→ **What is needed**
Copy out every record below, word for word.

(Stored entries)
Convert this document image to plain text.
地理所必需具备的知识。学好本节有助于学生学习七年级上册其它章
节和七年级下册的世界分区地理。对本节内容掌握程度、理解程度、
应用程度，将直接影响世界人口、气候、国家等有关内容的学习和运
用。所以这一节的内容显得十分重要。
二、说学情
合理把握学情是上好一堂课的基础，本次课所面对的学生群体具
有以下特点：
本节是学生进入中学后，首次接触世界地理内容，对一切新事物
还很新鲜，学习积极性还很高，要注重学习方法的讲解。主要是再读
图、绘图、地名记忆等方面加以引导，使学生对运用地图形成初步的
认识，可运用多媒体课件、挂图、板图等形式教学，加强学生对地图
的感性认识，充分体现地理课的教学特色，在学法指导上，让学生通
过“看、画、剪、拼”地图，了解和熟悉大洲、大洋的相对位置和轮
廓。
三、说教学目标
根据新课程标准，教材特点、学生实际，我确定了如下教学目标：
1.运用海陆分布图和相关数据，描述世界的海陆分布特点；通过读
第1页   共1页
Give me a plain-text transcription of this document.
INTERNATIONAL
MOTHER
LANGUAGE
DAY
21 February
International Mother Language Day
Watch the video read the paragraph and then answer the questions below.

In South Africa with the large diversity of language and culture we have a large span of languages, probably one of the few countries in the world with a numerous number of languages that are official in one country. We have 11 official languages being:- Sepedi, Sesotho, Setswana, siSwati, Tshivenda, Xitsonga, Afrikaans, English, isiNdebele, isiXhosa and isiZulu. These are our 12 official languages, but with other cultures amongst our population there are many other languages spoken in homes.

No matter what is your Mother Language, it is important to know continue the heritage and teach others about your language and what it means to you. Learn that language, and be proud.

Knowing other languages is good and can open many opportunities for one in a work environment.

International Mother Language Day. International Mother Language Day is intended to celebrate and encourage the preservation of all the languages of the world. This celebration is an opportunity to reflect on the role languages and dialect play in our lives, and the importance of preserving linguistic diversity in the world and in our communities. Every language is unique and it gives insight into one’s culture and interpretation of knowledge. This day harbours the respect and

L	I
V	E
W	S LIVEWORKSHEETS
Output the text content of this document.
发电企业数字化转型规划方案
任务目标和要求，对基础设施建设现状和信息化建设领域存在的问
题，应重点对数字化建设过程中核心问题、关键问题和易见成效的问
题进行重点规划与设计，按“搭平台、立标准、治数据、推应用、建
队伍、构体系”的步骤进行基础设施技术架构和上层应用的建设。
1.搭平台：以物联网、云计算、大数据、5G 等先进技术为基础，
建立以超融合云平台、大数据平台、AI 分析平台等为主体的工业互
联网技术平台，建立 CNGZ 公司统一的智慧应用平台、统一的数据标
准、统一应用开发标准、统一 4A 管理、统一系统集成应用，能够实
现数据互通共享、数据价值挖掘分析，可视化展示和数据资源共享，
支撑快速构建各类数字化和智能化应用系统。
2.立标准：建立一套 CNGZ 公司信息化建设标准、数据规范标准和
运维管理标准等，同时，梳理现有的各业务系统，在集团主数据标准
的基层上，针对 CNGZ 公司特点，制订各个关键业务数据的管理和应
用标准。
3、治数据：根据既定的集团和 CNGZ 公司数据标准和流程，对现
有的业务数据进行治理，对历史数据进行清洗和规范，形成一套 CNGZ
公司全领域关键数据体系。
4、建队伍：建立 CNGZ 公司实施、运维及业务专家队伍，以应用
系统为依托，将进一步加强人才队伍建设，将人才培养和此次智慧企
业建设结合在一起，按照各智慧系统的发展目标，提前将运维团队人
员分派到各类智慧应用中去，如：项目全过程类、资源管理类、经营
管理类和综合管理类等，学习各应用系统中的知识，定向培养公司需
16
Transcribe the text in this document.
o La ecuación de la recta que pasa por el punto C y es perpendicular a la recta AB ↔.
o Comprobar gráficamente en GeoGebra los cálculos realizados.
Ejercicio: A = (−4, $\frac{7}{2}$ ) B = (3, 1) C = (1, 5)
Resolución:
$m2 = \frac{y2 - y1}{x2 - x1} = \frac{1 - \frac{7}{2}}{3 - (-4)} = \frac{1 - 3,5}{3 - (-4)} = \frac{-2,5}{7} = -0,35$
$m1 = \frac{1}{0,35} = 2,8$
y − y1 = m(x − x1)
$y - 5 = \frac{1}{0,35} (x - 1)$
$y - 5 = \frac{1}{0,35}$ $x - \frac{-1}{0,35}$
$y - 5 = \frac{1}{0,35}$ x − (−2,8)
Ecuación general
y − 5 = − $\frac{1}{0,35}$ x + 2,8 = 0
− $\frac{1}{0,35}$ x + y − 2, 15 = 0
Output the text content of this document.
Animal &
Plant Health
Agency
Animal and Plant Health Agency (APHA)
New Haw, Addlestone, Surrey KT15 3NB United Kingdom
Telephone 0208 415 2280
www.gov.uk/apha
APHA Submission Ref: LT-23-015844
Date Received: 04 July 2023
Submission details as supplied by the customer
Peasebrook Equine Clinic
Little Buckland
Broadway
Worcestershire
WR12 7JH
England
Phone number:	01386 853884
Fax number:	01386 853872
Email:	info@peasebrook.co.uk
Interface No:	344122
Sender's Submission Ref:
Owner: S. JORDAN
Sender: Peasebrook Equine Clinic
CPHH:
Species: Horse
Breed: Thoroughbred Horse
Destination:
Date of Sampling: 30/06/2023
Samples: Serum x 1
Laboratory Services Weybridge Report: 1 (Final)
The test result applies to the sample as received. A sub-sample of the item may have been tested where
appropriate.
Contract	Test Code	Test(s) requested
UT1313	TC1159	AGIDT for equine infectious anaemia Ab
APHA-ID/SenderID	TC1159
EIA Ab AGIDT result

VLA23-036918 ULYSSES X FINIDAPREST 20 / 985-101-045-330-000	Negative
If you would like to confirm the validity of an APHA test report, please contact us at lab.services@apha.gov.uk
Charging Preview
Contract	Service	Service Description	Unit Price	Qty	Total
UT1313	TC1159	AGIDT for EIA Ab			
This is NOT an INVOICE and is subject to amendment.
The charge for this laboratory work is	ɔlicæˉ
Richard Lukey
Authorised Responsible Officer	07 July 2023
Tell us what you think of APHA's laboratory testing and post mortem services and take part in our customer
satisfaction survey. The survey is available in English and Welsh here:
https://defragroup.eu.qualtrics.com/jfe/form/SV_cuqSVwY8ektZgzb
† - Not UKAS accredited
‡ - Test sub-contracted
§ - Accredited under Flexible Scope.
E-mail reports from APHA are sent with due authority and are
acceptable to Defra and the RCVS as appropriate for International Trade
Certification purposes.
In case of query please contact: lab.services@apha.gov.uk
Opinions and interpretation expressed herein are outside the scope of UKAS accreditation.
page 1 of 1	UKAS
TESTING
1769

→ **Answer for the task**
Convert this document image to plain text.
地理所必需具备的知识。学好本节有助于学生学习七年级上册其它章
节和七年级下册的世界分区地理。对本节内容掌握程度、理解程度、
应用程度，将直接影响世界人口、气候、国家等有关内容的学习和运
用。所以这一节的内容显得十分重要。
二、说学情
合理把握学情是上好一堂课的基础，本次课所面对的学生群体具
有以下特点：
本节是学生进入中学后，首次接触世界地理内容，对一切新事物
还很新鲜，学习积极性还很高，要注重学习方法的讲解。主要是再读
图、绘图、地名记忆等方面加以引导，使学生对运用地图形成初步的
认识，可运用多媒体课件、挂图、板图等形式教学，加强学生对地图
的感性认识，充分体现地理课的教学特色，在学法指导上，让学生通
过“看、画、剪、拼”地图，了解和熟悉大洲、大洋的相对位置和轮
廓。
三、说教学目标
根据新课程标准，教材特点、学生实际，我确定了如下教学目标：
1.运用海陆分布图和相关数据，描述世界的海陆分布特点；通过读
第1页   共1页
Give me a plain-text transcription of this document.
INTERNATIONAL
MOTHER
LANGUAGE
DAY
21 February
International Mother Language Day
Watch the video read the paragraph and then answer the questions below.

In South Africa with the large diversity of language and culture we have a large span of languages, probably one of the few countries in the world with a numerous number of languages that are official in one country. We have 11 official languages being:- Sepedi, Sesotho, Setswana, siSwati, Tshivenda, Xitsonga, Afrikaans, English, isiNdebele, isiXhosa and isiZulu. These are our 12 official languages, but with other cultures amongst our population there are many other languages spoken in homes.

No matter what is your Mother Language, it is important to know continue the heritage and teach others about your language and what it means to you. Learn that language, and be proud.

Knowing other languages is good and can open many opportunities for one in a work environment.

International Mother Language Day. International Mother Language Day is intended to celebrate and encourage the preservation of all the languages of the world. This celebration is an opportunity to reflect on the role languages and dialect play in our lives, and the importance of preserving linguistic diversity in the world and in our communities. Every language is unique and it gives insight into one’s culture and interpretation of knowledge. This day harbours the respect and

L	I
V	E
W	S LIVEWORKSHEETS
Output the text content of this document.
发电企业数字化转型规划方案
任务目标和要求，对基础设施建设现状和信息化建设领域存在的问
题，应重点对数字化建设过程中核心问题、关键问题和易见成效的问
题进行重点规划与设计，按“搭平台、立标准、治数据、推应用、建
队伍、构体系”的步骤进行基础设施技术架构和上层应用的建设。
1.搭平台：以物联网、云计算、大数据、5G 等先进技术为基础，
建立以超融合云平台、大数据平台、AI 分析平台等为主体的工业互
联网技术平台，建立 CNGZ 公司统一的智慧应用平台、统一的数据标
准、统一应用开发标准、统一 4A 管理、统一系统集成应用，能够实
现数据互通共享、数据价值挖掘分析，可视化展示和数据资源共享，
支撑快速构建各类数字化和智能化应用系统。
2.立标准：建立一套 CNGZ 公司信息化建设标准、数据规范标准和
运维管理标准等，同时，梳理现有的各业务系统，在集团主数据标准
的基层上，针对 CNGZ 公司特点，制订各个关键业务数据的管理和应
用标准。
3、治数据：根据既定的集团和 CNGZ 公司数据标准和流程，对现
有的业务数据进行治理，对历史数据进行清洗和规范，形成一套 CNGZ
公司全领域关键数据体系。
4、建队伍：建立 CNGZ 公司实施、运维及业务专家队伍，以应用
系统为依托，将进一步加强人才队伍建设，将人才培养和此次智慧企
业建设结合在一起，按照各智慧系统的发展目标，提前将运维团队人
员分派到各类智慧应用中去，如：项目全过程类、资源管理类、经营
管理类和综合管理类等，学习各应用系统中的知识，定向培养公司需
16
Transcribe the text in this document.
o La ecuación de la recta que pasa por el punto C y es perpendicular a la recta AB ↔.
o Comprobar gráficamente en GeoGebra los cálculos realizados.
Ejercicio: A = (−4, $\frac{7}{2}$ ) B = (3, 1) C = (1, 5)
Resolución:
$m2 = \frac{y2 - y1}{x2 - x1} = \frac{1 - \frac{7}{2}}{3 - (-4)} = \frac{1 - 3,5}{3 - (-4)} = \frac{-2,5}{7} = -0,35$
$m1 = \frac{1}{0,35} = 2,8$
y − y1 = m(x − x1)
$y - 5 = \frac{1}{0,35} (x - 1)$
$y - 5 = \frac{1}{0,35}$ $x - \frac{-1}{0,35}$
$y - 5 = \frac{1}{0,35}$ x − (−2,8)
Ecuación general
y − 5 = − $\frac{1}{0,35}$ x + 2,8 = 0
− $\frac{1}{0,35}$ x + y − 2, 15 = 0
Output the text content of this document.
Animal &
Plant Health
Agency
Animal and Plant Health Agency (APHA)
New Haw, Addlestone, Surrey KT15 3NB United Kingdom
Telephone 0208 415 2280
www.gov.uk/apha
APHA Submission Ref: LT-23-015844
Date Received: 04 July 2023
Submission details as supplied by the customer
Peasebrook Equine Clinic
Little Buckland
Broadway
Worcestershire
WR12 7JH
England
Phone number:	01386 853884
Fax number:	01386 853872
Email:	info@peasebrook.co.uk
Interface No:	344122
Sender's Submission Ref:
Owner: S. JORDAN
Sender: Peasebrook Equine Clinic
CPHH:
Species: Horse
Breed: Thoroughbred Horse
Destination:
Date of Sampling: 30/06/2023
Samples: Serum x 1
Laboratory Services Weybridge Report: 1 (Final)
The test result applies to the sample as received. A sub-sample of the item may have been tested where
appropriate.
Contract	Test Code	Test(s) requested
UT1313	TC1159	AGIDT for equine infectious anaemia Ab
APHA-ID/SenderID	TC1159
EIA Ab AGIDT result

VLA23-036918 ULYSSES X FINIDAPREST 20 / 985-101-045-330-000	Negative
If you would like to confirm the validity of an APHA test report, please contact us at lab.services@apha.gov.uk
Charging Preview
Contract	Service	Service Description	Unit Price	Qty	Total
UT1313	TC1159	AGIDT for EIA Ab			
This is NOT an INVOICE and is subject to amendment.
The charge for this laboratory work is	ɔlicæˉ
Richard Lukey
Authorised Responsible Officer	07 July 2023
Tell us what you think of APHA's laboratory testing and post mortem services and take part in our customer
satisfaction survey. The survey is available in English and Welsh here:
https://defragroup.eu.qualtrics.com/jfe/form/SV_cuqSVwY8ektZgzb
† - Not UKAS accredited
‡ - Test sub-contracted
§ - Accredited under Flexible Scope.
E-mail reports from APHA are sent with due authority and are
acceptable to Defra and the RCVS as appropriate for International Trade
Certification purposes.
In case of query please contact: lab.services@apha.gov.uk
Opinions and interpretation expressed herein are outside the scope of UKAS accreditation.
page 1 of 1	UKAS
TESTING
1769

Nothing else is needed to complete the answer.